» **Task prompt**: Hunt for the word "Profit" across the entries below, copying each line that holds it.

________________

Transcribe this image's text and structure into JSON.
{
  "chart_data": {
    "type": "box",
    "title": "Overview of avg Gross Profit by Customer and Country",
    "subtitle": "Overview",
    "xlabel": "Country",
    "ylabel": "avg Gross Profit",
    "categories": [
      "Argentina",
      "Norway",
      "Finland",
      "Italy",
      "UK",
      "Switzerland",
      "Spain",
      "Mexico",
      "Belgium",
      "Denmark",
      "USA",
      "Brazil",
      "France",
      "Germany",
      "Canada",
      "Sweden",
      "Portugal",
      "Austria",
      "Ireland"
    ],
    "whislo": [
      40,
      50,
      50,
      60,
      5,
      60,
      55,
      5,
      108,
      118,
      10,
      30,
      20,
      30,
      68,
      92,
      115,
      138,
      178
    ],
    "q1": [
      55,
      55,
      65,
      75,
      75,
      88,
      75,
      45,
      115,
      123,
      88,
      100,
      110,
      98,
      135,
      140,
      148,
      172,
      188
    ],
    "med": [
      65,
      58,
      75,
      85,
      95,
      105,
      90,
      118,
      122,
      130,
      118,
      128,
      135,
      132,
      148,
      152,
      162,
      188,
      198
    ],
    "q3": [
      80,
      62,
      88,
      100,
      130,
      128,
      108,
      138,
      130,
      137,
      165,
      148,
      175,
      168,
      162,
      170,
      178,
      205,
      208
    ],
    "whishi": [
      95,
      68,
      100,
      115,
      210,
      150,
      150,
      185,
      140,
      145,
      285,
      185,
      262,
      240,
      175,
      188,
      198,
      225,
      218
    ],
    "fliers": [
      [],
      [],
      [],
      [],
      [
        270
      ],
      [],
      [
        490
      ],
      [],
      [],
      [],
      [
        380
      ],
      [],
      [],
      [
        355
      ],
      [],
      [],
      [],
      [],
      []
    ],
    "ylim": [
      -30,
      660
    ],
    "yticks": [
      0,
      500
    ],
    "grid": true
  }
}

________________

» **Solution to this problem**:
    "title": "Overview of avg Gross Profit by Customer and Country",
    "ylabel": "avg Gross Profit",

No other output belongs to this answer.